State how many lines hold the word "JSON", with no other words.
-- Begin MATERIAL PROVIDED --
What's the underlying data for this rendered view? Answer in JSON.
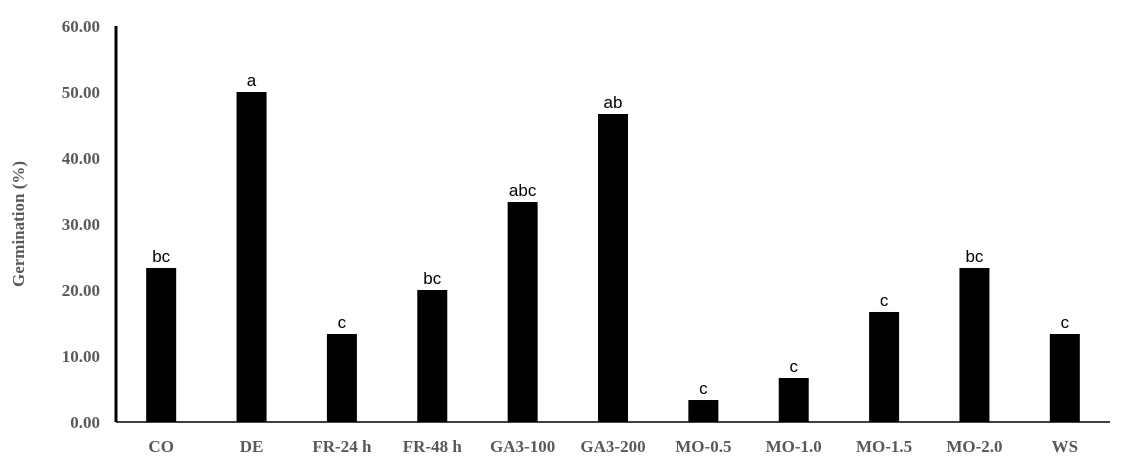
{
  "chart_data": {
    "type": "bar",
    "title": "",
    "xlabel": "",
    "ylabel": "Germination (%)",
    "ylim": [
      0,
      60
    ],
    "yticks": [
      "0.00",
      "10.00",
      "20.00",
      "30.00",
      "40.00",
      "50.00",
      "60.00"
    ],
    "grid": false,
    "categories": [
      "CO",
      "DE",
      "FR-24 h",
      "FR-48 h",
      "GA3-100",
      "GA3-200",
      "MO-0.5",
      "MO-1.0",
      "MO-1.5",
      "MO-2.0",
      "WS"
    ],
    "values": [
      23.33,
      50.0,
      13.33,
      20.0,
      33.33,
      46.67,
      3.33,
      6.67,
      16.67,
      23.33,
      13.33
    ],
    "labels": [
      "bc",
      "a",
      "c",
      "bc",
      "abc",
      "ab",
      "c",
      "c",
      "c",
      "bc",
      "c"
    ],
    "bar_color": "#000000"
  }
}
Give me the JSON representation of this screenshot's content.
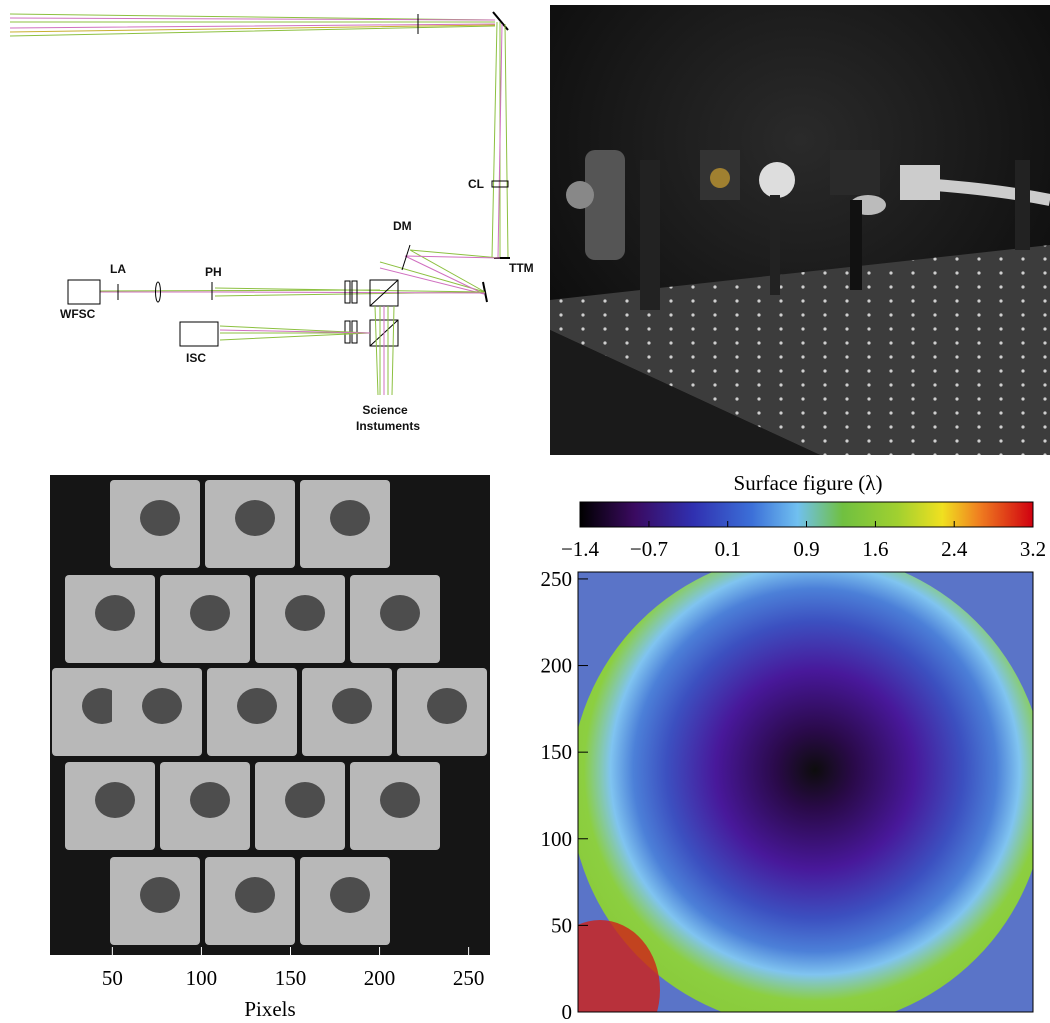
-- End MATERIAL PROVIDED --
REPLY: 2